WHAT TO DO: Report all lines from the entries below in which "Firma" appears.

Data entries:
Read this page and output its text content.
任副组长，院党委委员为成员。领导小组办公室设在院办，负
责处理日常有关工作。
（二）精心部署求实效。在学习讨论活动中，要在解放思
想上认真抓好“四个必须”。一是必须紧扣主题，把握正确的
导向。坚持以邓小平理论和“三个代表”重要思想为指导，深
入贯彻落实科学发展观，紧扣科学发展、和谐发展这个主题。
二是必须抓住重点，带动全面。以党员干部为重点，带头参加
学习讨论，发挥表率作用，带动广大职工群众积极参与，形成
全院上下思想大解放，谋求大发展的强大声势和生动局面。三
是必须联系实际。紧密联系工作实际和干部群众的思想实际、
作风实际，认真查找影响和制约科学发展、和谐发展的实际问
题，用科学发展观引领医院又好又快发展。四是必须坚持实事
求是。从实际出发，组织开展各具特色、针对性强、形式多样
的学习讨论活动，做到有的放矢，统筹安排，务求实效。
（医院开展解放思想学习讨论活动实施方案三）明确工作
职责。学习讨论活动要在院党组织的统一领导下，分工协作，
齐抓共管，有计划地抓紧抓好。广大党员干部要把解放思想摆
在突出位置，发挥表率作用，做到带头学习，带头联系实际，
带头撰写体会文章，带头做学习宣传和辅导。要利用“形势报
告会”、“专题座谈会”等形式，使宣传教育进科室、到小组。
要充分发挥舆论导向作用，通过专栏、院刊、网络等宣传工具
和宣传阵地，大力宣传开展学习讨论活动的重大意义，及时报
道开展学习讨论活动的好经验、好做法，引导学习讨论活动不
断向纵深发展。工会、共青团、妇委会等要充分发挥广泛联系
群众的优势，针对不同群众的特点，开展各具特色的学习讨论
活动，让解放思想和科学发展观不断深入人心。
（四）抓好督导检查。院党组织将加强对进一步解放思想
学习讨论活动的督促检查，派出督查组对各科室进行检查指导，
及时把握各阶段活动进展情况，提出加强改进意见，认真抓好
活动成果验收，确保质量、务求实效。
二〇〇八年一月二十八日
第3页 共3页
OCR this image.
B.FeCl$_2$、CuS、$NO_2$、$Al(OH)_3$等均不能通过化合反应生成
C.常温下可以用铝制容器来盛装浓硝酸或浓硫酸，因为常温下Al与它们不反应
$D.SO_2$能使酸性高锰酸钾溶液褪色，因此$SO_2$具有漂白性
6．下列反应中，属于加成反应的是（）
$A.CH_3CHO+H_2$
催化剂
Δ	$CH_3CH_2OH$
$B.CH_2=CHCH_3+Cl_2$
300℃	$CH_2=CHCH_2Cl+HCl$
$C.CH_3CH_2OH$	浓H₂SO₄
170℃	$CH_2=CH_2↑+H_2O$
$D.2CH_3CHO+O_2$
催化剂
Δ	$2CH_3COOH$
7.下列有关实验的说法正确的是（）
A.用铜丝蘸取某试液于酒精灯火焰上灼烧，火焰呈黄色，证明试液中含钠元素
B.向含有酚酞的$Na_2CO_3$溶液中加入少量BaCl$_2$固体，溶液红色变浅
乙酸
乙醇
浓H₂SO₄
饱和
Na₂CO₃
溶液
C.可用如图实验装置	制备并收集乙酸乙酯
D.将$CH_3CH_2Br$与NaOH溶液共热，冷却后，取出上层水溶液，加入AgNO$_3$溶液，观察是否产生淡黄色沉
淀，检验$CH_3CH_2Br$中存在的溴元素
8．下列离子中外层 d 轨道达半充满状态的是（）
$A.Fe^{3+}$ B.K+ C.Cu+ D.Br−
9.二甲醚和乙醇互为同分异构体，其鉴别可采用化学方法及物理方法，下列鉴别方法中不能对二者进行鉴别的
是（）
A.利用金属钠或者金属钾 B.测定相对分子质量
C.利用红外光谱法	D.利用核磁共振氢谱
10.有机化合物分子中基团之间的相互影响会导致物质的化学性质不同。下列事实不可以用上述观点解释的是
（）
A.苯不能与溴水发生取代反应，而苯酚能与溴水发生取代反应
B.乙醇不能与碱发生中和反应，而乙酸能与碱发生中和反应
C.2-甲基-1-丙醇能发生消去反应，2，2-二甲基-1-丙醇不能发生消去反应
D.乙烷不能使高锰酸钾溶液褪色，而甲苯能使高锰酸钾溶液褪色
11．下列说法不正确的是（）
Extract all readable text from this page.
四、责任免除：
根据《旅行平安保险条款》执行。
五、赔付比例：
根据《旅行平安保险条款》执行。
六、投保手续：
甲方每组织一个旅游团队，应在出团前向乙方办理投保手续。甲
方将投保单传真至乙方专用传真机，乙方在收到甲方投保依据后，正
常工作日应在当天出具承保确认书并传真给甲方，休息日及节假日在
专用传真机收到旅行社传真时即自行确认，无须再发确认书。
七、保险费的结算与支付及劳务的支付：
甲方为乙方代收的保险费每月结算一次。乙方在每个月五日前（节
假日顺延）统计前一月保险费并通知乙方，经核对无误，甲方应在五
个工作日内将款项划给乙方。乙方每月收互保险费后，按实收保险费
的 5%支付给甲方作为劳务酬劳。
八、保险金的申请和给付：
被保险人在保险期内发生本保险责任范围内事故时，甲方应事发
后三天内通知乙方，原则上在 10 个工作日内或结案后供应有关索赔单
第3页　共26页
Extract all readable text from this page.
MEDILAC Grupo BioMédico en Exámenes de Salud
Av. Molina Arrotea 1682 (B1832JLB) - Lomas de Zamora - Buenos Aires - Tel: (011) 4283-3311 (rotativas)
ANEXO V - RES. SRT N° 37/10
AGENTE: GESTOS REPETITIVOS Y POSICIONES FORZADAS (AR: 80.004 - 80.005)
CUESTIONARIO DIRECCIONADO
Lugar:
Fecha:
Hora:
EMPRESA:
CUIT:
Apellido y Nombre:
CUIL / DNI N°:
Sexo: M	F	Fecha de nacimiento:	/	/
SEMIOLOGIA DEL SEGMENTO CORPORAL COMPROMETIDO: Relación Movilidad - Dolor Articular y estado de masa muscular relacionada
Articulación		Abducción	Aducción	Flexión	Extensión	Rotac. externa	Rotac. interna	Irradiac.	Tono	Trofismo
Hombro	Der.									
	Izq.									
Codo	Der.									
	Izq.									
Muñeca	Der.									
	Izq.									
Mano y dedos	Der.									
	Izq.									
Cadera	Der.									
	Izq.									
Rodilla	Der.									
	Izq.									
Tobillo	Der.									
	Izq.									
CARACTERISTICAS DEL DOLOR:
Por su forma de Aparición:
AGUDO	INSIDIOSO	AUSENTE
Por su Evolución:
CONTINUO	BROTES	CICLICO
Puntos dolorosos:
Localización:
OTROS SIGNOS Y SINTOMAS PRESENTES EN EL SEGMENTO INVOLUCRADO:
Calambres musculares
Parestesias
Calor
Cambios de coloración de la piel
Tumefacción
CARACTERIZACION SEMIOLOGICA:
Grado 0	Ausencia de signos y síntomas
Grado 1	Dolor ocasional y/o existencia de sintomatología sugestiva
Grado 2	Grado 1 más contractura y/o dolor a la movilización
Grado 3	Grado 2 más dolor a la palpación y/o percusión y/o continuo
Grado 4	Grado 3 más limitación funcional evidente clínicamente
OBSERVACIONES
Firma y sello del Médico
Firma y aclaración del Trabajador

WRITTEN REPLY:
Firma y sello del Médico
Firma y aclaración del Trabajador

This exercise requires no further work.